▶ DATASET RECORDS

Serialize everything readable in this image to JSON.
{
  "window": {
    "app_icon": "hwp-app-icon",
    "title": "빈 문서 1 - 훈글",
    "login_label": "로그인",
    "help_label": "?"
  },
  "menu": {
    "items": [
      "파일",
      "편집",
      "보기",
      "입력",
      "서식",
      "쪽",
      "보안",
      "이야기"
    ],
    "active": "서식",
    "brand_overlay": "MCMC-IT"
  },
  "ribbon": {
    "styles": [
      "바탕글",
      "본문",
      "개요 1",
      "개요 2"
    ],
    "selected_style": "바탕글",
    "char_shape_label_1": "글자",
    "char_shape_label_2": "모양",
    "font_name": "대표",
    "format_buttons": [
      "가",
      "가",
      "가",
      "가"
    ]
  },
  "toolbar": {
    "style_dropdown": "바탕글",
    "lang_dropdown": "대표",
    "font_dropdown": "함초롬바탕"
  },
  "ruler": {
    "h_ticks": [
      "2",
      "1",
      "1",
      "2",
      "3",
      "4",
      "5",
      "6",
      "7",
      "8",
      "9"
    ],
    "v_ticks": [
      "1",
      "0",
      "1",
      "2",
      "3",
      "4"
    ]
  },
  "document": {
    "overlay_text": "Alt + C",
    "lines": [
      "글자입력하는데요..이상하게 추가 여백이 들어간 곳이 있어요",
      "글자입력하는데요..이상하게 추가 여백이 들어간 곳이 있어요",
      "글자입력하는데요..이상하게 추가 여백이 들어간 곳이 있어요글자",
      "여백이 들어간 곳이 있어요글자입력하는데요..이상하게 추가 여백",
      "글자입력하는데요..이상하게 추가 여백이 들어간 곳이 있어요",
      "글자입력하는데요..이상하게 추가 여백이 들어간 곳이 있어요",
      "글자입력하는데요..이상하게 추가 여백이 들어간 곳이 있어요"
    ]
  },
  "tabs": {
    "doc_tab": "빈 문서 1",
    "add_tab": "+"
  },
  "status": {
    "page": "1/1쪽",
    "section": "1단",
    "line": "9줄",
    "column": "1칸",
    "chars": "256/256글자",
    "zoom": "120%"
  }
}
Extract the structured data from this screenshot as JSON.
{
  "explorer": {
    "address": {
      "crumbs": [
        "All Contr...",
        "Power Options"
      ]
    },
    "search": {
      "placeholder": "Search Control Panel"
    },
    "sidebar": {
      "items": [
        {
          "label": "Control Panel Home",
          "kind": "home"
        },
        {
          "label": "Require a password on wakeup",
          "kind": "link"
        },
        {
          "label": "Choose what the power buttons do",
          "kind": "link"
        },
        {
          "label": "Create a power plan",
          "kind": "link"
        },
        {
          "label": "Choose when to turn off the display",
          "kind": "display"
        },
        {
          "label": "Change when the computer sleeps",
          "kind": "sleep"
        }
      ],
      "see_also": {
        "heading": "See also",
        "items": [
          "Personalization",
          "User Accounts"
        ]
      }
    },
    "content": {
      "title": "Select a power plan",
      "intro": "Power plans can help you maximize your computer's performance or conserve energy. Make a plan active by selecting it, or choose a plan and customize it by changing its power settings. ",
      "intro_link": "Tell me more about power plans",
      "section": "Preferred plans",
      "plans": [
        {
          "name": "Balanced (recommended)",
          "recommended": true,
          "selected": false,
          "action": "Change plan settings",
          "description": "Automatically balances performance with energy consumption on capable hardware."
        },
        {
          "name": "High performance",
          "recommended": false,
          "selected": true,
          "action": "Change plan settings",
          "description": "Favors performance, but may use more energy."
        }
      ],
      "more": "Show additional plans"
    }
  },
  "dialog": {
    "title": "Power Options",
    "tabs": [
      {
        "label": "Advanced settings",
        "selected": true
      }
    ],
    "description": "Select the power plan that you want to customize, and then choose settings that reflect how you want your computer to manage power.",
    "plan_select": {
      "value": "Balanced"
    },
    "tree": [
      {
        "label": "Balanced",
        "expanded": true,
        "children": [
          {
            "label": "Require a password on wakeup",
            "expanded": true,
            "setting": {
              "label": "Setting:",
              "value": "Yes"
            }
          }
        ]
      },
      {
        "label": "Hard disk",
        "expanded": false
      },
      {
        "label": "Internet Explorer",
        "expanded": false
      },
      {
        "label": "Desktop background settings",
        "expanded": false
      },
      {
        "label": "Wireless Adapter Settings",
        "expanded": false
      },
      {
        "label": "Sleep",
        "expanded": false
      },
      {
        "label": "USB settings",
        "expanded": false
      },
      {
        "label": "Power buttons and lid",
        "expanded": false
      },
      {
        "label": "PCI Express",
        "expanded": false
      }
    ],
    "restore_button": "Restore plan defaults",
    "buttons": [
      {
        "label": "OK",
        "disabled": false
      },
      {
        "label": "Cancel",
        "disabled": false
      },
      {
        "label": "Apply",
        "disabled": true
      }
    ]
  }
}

▶ TASK GOAL
Transcribe every record above exactly as it appears.

▶ SOLUTION TO THIS PROBLEM
Serialize everything readable in this image to JSON.
{
  "window": {
    "app_icon": "hwp-app-icon",
    "title": "빈 문서 1 - 훈글",
    "login_label": "로그인",
    "help_label": "?"
  },
  "menu": {
    "items": [
      "파일",
      "편집",
      "보기",
      "입력",
      "서식",
      "쪽",
      "보안",
      "이야기"
    ],
    "active": "서식",
    "brand_overlay": "MCMC-IT"
  },
  "ribbon": {
    "styles": [
      "바탕글",
      "본문",
      "개요 1",
      "개요 2"
    ],
    "selected_style": "바탕글",
    "char_shape_label_1": "글자",
    "char_shape_label_2": "모양",
    "font_name": "대표",
    "format_buttons": [
      "가",
      "가",
      "가",
      "가"
    ]
  },
  "toolbar": {
    "style_dropdown": "바탕글",
    "lang_dropdown": "대표",
    "font_dropdown": "함초롬바탕"
  },
  "ruler": {
    "h_ticks": [
      "2",
      "1",
      "1",
      "2",
      "3",
      "4",
      "5",
      "6",
      "7",
      "8",
      "9"
    ],
    "v_ticks": [
      "1",
      "0",
      "1",
      "2",
      "3",
      "4"
    ]
  },
  "document": {
    "overlay_text": "Alt + C",
    "lines": [
      "글자입력하는데요..이상하게 추가 여백이 들어간 곳이 있어요",
      "글자입력하는데요..이상하게 추가 여백이 들어간 곳이 있어요",
      "글자입력하는데요..이상하게 추가 여백이 들어간 곳이 있어요글자",
      "여백이 들어간 곳이 있어요글자입력하는데요..이상하게 추가 여백",
      "글자입력하는데요..이상하게 추가 여백이 들어간 곳이 있어요",
      "글자입력하는데요..이상하게 추가 여백이 들어간 곳이 있어요",
      "글자입력하는데요..이상하게 추가 여백이 들어간 곳이 있어요"
    ]
  },
  "tabs": {
    "doc_tab": "빈 문서 1",
    "add_tab": "+"
  },
  "status": {
    "page": "1/1쪽",
    "section": "1단",
    "line": "9줄",
    "column": "1칸",
    "chars": "256/256글자",
    "zoom": "120%"
  }
}
Extract the structured data from this screenshot as JSON.
{
  "explorer": {
    "address": {
      "crumbs": [
        "All Contr...",
        "Power Options"
      ]
    },
    "search": {
      "placeholder": "Search Control Panel"
    },
    "sidebar": {
      "items": [
        {
          "label": "Control Panel Home",
          "kind": "home"
        },
        {
          "label": "Require a password on wakeup",
          "kind": "link"
        },
        {
          "label": "Choose what the power buttons do",
          "kind": "link"
        },
        {
          "label": "Create a power plan",
          "kind": "link"
        },
        {
          "label": "Choose when to turn off the display",
          "kind": "display"
        },
        {
          "label": "Change when the computer sleeps",
          "kind": "sleep"
        }
      ],
      "see_also": {
        "heading": "See also",
        "items": [
          "Personalization",
          "User Accounts"
        ]
      }
    },
    "content": {
      "title": "Select a power plan",
      "intro": "Power plans can help you maximize your computer's performance or conserve energy. Make a plan active by selecting it, or choose a plan and customize it by changing its power settings. ",
      "intro_link": "Tell me more about power plans",
      "section": "Preferred plans",
      "plans": [
        {
          "name": "Balanced (recommended)",
          "recommended": true,
          "selected": false,
          "action": "Change plan settings",
          "description": "Automatically balances performance with energy consumption on capable hardware."
        },
        {
          "name": "High performance",
          "recommended": false,
          "selected": true,
          "action": "Change plan settings",
          "description": "Favors performance, but may use more energy."
        }
      ],
      "more": "Show additional plans"
    }
  },
  "dialog": {
    "title": "Power Options",
    "tabs": [
      {
        "label": "Advanced settings",
        "selected": true
      }
    ],
    "description": "Select the power plan that you want to customize, and then choose settings that reflect how you want your computer to manage power.",
    "plan_select": {
      "value": "Balanced"
    },
    "tree": [
      {
        "label": "Balanced",
        "expanded": true,
        "children": [
          {
            "label": "Require a password on wakeup",
            "expanded": true,
            "setting": {
              "label": "Setting:",
              "value": "Yes"
            }
          }
        ]
      },
      {
        "label": "Hard disk",
        "expanded": false
      },
      {
        "label": "Internet Explorer",
        "expanded": false
      },
      {
        "label": "Desktop background settings",
        "expanded": false
      },
      {
        "label": "Wireless Adapter Settings",
        "expanded": false
      },
      {
        "label": "Sleep",
        "expanded": false
      },
      {
        "label": "USB settings",
        "expanded": false
      },
      {
        "label": "Power buttons and lid",
        "expanded": false
      },
      {
        "label": "PCI Express",
        "expanded": false
      }
    ],
    "restore_button": "Restore plan defaults",
    "buttons": [
      {
        "label": "OK",
        "disabled": false
      },
      {
        "label": "Cancel",
        "disabled": false
      },
      {
        "label": "Apply",
        "disabled": true
      }
    ]
  }
}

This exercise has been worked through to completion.